RECORDS FOR PROCESSING
○ ○ ○

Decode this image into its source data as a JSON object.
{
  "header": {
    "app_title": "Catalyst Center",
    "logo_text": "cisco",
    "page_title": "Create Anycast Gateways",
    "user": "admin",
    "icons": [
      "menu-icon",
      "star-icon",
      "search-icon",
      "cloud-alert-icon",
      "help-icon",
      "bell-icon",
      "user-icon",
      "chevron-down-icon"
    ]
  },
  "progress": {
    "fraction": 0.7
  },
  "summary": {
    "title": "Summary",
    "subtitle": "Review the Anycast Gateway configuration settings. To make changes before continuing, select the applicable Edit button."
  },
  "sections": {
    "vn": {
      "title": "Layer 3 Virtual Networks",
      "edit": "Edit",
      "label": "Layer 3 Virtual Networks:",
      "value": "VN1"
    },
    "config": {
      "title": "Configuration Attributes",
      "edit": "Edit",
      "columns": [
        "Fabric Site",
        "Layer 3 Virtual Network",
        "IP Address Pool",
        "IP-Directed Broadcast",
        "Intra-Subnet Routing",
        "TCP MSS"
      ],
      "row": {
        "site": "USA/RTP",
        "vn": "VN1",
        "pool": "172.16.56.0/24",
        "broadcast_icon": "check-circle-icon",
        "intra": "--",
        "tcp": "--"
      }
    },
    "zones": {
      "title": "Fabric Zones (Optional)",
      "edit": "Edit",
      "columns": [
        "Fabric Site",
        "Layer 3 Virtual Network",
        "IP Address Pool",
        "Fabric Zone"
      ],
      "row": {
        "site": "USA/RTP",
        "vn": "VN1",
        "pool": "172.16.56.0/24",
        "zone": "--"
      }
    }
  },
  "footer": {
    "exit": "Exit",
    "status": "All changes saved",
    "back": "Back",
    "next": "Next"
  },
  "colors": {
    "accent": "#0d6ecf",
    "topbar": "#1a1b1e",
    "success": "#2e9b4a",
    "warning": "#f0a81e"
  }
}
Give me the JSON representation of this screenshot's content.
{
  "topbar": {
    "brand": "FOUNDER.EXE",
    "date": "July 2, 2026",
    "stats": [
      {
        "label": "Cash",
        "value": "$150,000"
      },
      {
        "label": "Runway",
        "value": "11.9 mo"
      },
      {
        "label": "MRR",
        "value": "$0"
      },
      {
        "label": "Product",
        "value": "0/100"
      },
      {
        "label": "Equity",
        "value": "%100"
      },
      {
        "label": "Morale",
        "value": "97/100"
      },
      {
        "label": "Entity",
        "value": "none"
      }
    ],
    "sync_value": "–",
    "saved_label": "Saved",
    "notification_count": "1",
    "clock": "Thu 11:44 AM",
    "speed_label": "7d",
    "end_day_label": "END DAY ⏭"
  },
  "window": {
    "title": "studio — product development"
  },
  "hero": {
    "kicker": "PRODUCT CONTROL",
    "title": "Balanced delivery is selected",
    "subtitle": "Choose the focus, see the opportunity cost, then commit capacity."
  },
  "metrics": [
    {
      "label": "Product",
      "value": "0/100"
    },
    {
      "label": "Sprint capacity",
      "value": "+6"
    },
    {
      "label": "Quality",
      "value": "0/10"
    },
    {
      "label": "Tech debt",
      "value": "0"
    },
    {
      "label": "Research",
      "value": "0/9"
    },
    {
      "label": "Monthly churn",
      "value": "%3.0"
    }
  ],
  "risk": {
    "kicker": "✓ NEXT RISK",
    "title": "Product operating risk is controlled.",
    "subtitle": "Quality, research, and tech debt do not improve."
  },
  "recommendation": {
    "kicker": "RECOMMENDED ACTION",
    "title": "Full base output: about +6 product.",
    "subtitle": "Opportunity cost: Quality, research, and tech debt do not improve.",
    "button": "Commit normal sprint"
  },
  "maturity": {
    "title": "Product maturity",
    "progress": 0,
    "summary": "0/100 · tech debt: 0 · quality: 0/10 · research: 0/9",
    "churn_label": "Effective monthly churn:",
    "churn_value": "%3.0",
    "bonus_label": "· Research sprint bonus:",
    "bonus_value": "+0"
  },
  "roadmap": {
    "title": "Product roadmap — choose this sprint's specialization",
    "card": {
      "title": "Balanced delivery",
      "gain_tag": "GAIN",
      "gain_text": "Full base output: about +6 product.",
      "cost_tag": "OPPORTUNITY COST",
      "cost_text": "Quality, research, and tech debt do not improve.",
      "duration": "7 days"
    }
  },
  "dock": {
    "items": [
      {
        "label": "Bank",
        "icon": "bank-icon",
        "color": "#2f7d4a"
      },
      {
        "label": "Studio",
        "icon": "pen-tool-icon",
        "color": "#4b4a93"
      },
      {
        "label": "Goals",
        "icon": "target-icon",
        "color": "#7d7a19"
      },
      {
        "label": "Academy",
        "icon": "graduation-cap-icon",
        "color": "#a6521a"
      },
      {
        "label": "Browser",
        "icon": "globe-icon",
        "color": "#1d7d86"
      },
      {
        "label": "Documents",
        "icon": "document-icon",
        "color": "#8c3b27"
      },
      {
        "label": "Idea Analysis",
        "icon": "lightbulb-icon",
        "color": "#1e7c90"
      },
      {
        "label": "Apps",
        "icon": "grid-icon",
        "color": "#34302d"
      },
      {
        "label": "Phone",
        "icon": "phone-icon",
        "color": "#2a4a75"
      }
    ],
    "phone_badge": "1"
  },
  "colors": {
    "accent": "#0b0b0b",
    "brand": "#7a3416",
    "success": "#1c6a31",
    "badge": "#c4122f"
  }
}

○ ○ ○

YOUR TASK
Provide an exact reproduction of all the entries shown above.

FULL OUTPUT
Decode this image into its source data as a JSON object.
{
  "header": {
    "app_title": "Catalyst Center",
    "logo_text": "cisco",
    "page_title": "Create Anycast Gateways",
    "user": "admin",
    "icons": [
      "menu-icon",
      "star-icon",
      "search-icon",
      "cloud-alert-icon",
      "help-icon",
      "bell-icon",
      "user-icon",
      "chevron-down-icon"
    ]
  },
  "progress": {
    "fraction": 0.7
  },
  "summary": {
    "title": "Summary",
    "subtitle": "Review the Anycast Gateway configuration settings. To make changes before continuing, select the applicable Edit button."
  },
  "sections": {
    "vn": {
      "title": "Layer 3 Virtual Networks",
      "edit": "Edit",
      "label": "Layer 3 Virtual Networks:",
      "value": "VN1"
    },
    "config": {
      "title": "Configuration Attributes",
      "edit": "Edit",
      "columns": [
        "Fabric Site",
        "Layer 3 Virtual Network",
        "IP Address Pool",
        "IP-Directed Broadcast",
        "Intra-Subnet Routing",
        "TCP MSS"
      ],
      "row": {
        "site": "USA/RTP",
        "vn": "VN1",
        "pool": "172.16.56.0/24",
        "broadcast_icon": "check-circle-icon",
        "intra": "--",
        "tcp": "--"
      }
    },
    "zones": {
      "title": "Fabric Zones (Optional)",
      "edit": "Edit",
      "columns": [
        "Fabric Site",
        "Layer 3 Virtual Network",
        "IP Address Pool",
        "Fabric Zone"
      ],
      "row": {
        "site": "USA/RTP",
        "vn": "VN1",
        "pool": "172.16.56.0/24",
        "zone": "--"
      }
    }
  },
  "footer": {
    "exit": "Exit",
    "status": "All changes saved",
    "back": "Back",
    "next": "Next"
  },
  "colors": {
    "accent": "#0d6ecf",
    "topbar": "#1a1b1e",
    "success": "#2e9b4a",
    "warning": "#f0a81e"
  }
}
Give me the JSON representation of this screenshot's content.
{
  "topbar": {
    "brand": "FOUNDER.EXE",
    "date": "July 2, 2026",
    "stats": [
      {
        "label": "Cash",
        "value": "$150,000"
      },
      {
        "label": "Runway",
        "value": "11.9 mo"
      },
      {
        "label": "MRR",
        "value": "$0"
      },
      {
        "label": "Product",
        "value": "0/100"
      },
      {
        "label": "Equity",
        "value": "%100"
      },
      {
        "label": "Morale",
        "value": "97/100"
      },
      {
        "label": "Entity",
        "value": "none"
      }
    ],
    "sync_value": "–",
    "saved_label": "Saved",
    "notification_count": "1",
    "clock": "Thu 11:44 AM",
    "speed_label": "7d",
    "end_day_label": "END DAY ⏭"
  },
  "window": {
    "title": "studio — product development"
  },
  "hero": {
    "kicker": "PRODUCT CONTROL",
    "title": "Balanced delivery is selected",
    "subtitle": "Choose the focus, see the opportunity cost, then commit capacity."
  },
  "metrics": [
    {
      "label": "Product",
      "value": "0/100"
    },
    {
      "label": "Sprint capacity",
      "value": "+6"
    },
    {
      "label": "Quality",
      "value": "0/10"
    },
    {
      "label": "Tech debt",
      "value": "0"
    },
    {
      "label": "Research",
      "value": "0/9"
    },
    {
      "label": "Monthly churn",
      "value": "%3.0"
    }
  ],
  "risk": {
    "kicker": "✓ NEXT RISK",
    "title": "Product operating risk is controlled.",
    "subtitle": "Quality, research, and tech debt do not improve."
  },
  "recommendation": {
    "kicker": "RECOMMENDED ACTION",
    "title": "Full base output: about +6 product.",
    "subtitle": "Opportunity cost: Quality, research, and tech debt do not improve.",
    "button": "Commit normal sprint"
  },
  "maturity": {
    "title": "Product maturity",
    "progress": 0,
    "summary": "0/100 · tech debt: 0 · quality: 0/10 · research: 0/9",
    "churn_label": "Effective monthly churn:",
    "churn_value": "%3.0",
    "bonus_label": "· Research sprint bonus:",
    "bonus_value": "+0"
  },
  "roadmap": {
    "title": "Product roadmap — choose this sprint's specialization",
    "card": {
      "title": "Balanced delivery",
      "gain_tag": "GAIN",
      "gain_text": "Full base output: about +6 product.",
      "cost_tag": "OPPORTUNITY COST",
      "cost_text": "Quality, research, and tech debt do not improve.",
      "duration": "7 days"
    }
  },
  "dock": {
    "items": [
      {
        "label": "Bank",
        "icon": "bank-icon",
        "color": "#2f7d4a"
      },
      {
        "label": "Studio",
        "icon": "pen-tool-icon",
        "color": "#4b4a93"
      },
      {
        "label": "Goals",
        "icon": "target-icon",
        "color": "#7d7a19"
      },
      {
        "label": "Academy",
        "icon": "graduation-cap-icon",
        "color": "#a6521a"
      },
      {
        "label": "Browser",
        "icon": "globe-icon",
        "color": "#1d7d86"
      },
      {
        "label": "Documents",
        "icon": "document-icon",
        "color": "#8c3b27"
      },
      {
        "label": "Idea Analysis",
        "icon": "lightbulb-icon",
        "color": "#1e7c90"
      },
      {
        "label": "Apps",
        "icon": "grid-icon",
        "color": "#34302d"
      },
      {
        "label": "Phone",
        "icon": "phone-icon",
        "color": "#2a4a75"
      }
    ],
    "phone_badge": "1"
  },
  "colors": {
    "accent": "#0b0b0b",
    "brand": "#7a3416",
    "success": "#1c6a31",
    "badge": "#c4122f"
  }
}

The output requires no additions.